→ Task description: Find how many lines of the listing below include the word "from", then report the number by itself.

— Start Dataset rows —

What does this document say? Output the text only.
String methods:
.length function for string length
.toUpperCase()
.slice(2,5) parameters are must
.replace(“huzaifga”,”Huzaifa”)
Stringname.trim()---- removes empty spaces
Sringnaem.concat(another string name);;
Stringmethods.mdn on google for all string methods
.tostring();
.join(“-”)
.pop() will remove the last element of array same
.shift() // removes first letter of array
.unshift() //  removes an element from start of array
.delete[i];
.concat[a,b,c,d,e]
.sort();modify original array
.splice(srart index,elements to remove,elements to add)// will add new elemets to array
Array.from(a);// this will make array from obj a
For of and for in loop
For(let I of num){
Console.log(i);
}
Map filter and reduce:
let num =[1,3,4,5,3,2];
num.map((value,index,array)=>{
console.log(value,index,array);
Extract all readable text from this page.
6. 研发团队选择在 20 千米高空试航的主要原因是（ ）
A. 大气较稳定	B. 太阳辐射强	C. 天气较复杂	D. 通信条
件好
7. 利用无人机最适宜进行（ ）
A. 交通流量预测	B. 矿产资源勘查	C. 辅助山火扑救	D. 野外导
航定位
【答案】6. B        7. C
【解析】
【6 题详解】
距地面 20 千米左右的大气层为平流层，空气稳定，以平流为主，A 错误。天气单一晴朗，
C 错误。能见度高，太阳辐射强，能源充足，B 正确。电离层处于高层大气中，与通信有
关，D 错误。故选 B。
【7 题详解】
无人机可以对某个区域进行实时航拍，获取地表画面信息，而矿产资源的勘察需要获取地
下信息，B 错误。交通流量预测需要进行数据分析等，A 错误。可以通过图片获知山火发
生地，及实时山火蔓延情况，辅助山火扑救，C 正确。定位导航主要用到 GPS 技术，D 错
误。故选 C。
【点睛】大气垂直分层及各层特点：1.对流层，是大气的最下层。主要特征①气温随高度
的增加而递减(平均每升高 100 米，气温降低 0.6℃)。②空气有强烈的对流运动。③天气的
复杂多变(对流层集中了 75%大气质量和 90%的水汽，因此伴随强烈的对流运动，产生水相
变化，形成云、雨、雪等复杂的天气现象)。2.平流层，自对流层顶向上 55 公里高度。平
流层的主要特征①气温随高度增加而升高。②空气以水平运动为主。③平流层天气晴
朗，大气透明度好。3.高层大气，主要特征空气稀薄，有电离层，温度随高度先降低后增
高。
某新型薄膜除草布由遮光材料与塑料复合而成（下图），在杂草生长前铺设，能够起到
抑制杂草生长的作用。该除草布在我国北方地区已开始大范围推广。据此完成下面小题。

— End Dataset rows —

→ Task answer: 3